* Task brief: Filter the listing below, retaining only the lines that contain the word "with", and reproduce each such line in full.

________________________

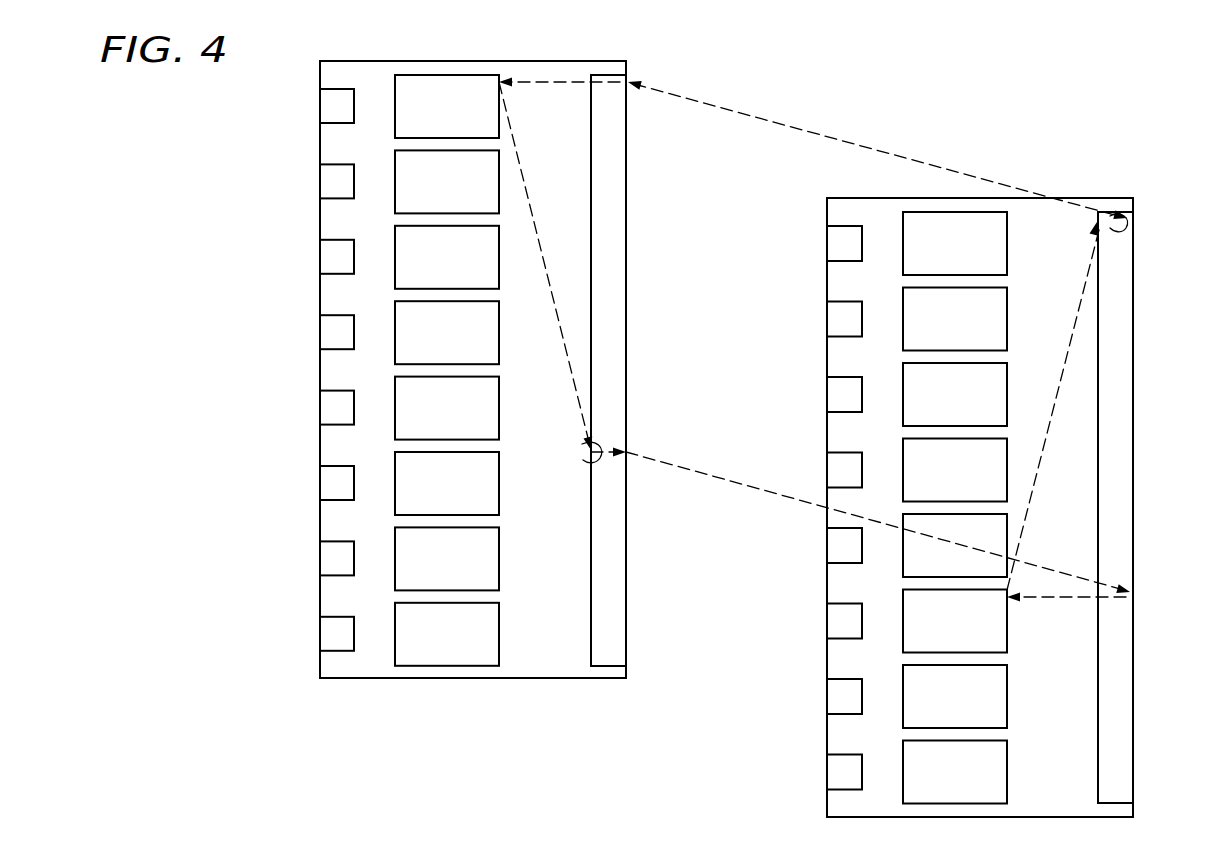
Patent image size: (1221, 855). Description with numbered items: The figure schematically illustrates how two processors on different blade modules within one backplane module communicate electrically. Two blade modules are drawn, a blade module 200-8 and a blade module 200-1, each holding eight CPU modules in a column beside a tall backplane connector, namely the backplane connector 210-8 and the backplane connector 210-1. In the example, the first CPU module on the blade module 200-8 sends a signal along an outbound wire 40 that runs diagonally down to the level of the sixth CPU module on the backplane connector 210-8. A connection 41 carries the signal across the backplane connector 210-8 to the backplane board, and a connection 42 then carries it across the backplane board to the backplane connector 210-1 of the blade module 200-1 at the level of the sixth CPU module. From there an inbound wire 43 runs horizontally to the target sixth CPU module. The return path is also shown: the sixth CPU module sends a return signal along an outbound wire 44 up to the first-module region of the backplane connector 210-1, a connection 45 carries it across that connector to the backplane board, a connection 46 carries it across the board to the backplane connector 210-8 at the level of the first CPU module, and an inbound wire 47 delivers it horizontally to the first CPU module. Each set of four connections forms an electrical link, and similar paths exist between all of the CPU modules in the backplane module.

The blade module 200-8 is at (474, 679).
The backplane connector 210-8 is at (619, 273).
The blade module 200-1 is at (1092, 198).
The backplane connector 210-1 is at (1124, 413).
The outbound wire 40 is at (523, 186).
The connection 41 is at (588, 462).
The connection 42 is at (713, 479).
The inbound wire 43 is at (1067, 598).
The outbound wire 44 is at (1076, 314).
The connection 45 is at (1128, 226).
The connection 46 is at (853, 143).
The inbound wire 47 is at (552, 80).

________________________

* Solution to this problem:
Patent image size: (1221, 855). Description with numbered items: The figure schematically illustrates how two processors on different blade modules within one backplane module communicate electrically. Two blade modules are drawn, a blade module 200-8 and a blade module 200-1, each holding eight CPU modules in a column beside a tall backplane connector, namely the backplane connector 210-8 and the backplane connector 210-1. In the example, the first CPU module on the blade module 200-8 sends a signal along an outbound wire 40 that runs diagonally down to the level of the sixth CPU module on the backplane connector 210-8. A connection 41 carries the signal across the backplane connector 210-8 to the backplane board, and a connection 42 then carries it across the backplane board to the backplane connector 210-1 of the blade module 200-1 at the level of the sixth CPU module. From there an inbound wire 43 runs horizontally to the target sixth CPU module. The return path is also shown: the sixth CPU module sends a return signal along an outbound wire 44 up to the first-module region of the backplane connector 210-1, a connection 45 carries it across that connector to the backplane board, a connection 46 carries it across the board to the backplane connector 210-8 at the level of the first CPU module, and an inbound wire 47 delivers it horizontally to the first CPU module. Each set of four connections forms an electrical link, and similar paths exist between all of the CPU modules in the backplane module.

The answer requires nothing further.